• _What the task requires_: Find the lines holding "time" and copy them.

───── Supplied data

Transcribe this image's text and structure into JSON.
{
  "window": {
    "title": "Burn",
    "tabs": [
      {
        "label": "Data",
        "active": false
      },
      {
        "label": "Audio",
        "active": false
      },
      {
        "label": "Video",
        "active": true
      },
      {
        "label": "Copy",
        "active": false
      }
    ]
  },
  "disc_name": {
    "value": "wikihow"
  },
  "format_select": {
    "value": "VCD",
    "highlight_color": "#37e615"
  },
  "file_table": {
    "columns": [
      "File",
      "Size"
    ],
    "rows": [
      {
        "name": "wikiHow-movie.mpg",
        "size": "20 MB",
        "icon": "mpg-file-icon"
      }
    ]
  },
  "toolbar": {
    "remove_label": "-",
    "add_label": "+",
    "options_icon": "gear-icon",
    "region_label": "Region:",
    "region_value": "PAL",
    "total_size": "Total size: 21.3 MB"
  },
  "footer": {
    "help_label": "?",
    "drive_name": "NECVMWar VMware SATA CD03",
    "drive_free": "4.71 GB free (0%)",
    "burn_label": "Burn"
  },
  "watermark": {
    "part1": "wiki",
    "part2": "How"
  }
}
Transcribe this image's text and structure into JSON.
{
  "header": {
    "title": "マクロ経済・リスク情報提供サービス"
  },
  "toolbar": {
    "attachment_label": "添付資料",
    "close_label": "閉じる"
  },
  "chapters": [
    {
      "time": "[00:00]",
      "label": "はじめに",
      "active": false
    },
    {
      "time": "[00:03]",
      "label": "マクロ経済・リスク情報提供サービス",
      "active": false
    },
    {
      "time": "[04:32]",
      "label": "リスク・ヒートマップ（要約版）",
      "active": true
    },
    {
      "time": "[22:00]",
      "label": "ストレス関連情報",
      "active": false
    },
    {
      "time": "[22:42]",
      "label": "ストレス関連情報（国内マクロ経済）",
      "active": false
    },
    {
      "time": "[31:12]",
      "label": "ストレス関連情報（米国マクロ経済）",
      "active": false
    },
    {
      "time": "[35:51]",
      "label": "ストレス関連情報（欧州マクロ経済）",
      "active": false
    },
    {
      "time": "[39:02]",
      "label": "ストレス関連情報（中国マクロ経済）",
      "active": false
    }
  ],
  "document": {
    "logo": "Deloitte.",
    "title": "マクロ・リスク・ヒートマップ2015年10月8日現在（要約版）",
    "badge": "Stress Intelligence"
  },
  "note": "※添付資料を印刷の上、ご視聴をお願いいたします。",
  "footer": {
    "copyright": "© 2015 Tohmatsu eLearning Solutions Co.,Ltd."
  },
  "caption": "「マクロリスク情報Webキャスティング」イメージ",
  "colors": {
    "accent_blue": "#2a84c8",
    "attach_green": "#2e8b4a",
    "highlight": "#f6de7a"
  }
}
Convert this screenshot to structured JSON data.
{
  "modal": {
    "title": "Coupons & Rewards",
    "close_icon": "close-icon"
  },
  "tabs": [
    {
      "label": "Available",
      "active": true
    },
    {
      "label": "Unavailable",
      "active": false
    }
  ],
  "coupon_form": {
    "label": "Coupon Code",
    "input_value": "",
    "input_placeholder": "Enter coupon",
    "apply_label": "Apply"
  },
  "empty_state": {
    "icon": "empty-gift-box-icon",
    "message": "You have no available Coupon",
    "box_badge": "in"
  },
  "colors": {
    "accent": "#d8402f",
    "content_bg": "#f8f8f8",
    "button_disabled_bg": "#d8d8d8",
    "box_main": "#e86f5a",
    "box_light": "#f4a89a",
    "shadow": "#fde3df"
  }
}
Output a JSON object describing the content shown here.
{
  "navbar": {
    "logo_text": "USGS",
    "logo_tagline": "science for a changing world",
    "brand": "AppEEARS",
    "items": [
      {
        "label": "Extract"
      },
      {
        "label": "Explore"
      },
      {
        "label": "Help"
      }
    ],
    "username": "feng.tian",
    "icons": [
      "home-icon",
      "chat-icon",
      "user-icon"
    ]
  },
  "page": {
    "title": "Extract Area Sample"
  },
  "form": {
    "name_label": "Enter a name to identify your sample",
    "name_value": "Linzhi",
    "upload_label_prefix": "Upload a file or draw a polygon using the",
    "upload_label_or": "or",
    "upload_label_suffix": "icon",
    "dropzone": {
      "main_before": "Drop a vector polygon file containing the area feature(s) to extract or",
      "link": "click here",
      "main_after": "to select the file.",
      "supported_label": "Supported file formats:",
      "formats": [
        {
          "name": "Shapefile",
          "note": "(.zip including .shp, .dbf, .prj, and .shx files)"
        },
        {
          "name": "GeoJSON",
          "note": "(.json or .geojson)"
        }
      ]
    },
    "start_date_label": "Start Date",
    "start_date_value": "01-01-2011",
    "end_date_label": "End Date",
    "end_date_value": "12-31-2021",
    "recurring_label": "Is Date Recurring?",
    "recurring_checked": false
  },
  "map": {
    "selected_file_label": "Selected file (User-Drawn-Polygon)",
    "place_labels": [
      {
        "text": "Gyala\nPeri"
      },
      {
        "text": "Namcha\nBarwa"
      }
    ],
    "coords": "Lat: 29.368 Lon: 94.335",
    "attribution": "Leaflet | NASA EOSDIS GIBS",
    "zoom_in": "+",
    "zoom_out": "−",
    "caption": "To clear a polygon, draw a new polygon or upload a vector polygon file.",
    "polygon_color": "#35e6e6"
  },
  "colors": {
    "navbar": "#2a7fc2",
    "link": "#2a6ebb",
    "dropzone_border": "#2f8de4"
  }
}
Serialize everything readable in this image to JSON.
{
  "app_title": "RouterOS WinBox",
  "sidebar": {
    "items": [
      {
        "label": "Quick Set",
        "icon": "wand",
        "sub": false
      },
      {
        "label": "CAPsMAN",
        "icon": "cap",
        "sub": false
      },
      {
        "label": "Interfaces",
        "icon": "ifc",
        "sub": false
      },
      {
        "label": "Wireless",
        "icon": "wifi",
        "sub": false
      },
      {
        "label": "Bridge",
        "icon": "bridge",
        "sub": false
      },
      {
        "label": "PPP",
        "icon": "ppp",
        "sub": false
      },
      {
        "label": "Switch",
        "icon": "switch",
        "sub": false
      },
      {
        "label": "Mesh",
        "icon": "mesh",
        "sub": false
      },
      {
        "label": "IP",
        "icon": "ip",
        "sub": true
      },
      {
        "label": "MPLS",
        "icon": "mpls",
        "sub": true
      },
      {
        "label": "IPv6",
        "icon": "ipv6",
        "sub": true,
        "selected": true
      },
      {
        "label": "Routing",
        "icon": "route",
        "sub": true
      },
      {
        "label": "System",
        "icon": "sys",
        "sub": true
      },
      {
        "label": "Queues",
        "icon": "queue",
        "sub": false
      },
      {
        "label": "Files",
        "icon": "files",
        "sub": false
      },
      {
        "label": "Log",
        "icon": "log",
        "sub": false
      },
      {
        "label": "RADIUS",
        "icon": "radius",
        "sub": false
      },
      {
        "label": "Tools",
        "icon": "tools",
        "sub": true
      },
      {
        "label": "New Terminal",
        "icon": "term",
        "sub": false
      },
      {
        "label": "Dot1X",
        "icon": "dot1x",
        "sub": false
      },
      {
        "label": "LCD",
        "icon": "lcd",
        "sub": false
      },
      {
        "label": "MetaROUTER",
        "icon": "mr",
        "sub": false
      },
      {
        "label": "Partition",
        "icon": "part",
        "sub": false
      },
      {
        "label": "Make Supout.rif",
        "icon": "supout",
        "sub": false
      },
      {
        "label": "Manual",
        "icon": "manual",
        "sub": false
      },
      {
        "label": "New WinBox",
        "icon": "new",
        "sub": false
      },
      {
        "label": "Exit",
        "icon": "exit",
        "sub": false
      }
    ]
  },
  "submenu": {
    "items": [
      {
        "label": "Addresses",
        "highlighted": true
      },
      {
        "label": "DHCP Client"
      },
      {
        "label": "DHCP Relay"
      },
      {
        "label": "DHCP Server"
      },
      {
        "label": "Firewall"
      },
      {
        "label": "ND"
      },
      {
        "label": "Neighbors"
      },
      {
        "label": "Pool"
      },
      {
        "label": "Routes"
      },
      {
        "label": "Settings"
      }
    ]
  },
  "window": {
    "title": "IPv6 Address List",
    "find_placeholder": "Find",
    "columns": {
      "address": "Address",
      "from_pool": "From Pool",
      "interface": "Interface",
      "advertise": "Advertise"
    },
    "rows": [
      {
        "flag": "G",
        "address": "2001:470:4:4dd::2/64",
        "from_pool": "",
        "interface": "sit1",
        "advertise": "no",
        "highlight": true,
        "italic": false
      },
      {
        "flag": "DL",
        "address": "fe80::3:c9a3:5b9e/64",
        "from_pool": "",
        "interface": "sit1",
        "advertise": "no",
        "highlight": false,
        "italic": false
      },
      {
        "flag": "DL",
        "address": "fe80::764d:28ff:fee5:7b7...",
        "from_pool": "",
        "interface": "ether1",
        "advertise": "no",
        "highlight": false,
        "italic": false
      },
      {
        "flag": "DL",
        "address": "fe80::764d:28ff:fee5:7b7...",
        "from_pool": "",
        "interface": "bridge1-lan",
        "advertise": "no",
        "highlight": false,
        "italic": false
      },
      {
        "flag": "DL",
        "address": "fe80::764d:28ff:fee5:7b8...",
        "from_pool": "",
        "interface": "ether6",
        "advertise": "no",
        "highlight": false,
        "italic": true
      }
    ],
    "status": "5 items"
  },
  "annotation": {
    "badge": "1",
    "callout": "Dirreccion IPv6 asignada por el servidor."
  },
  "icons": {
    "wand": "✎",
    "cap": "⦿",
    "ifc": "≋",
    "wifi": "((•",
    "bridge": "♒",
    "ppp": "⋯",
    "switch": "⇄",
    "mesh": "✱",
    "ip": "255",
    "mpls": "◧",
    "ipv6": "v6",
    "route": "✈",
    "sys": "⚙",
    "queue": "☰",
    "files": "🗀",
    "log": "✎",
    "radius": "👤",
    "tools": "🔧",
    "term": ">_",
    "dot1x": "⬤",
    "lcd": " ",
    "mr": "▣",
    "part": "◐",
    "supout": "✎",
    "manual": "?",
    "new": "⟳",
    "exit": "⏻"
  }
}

──────────

• _Written response_:
      "time": "[00:00]",
      "time": "[00:03]",
      "time": "[04:32]",
      "time": "[22:00]",
      "time": "[22:42]",
      "time": "[31:12]",
      "time": "[35:51]",
      "time": "[39:02]",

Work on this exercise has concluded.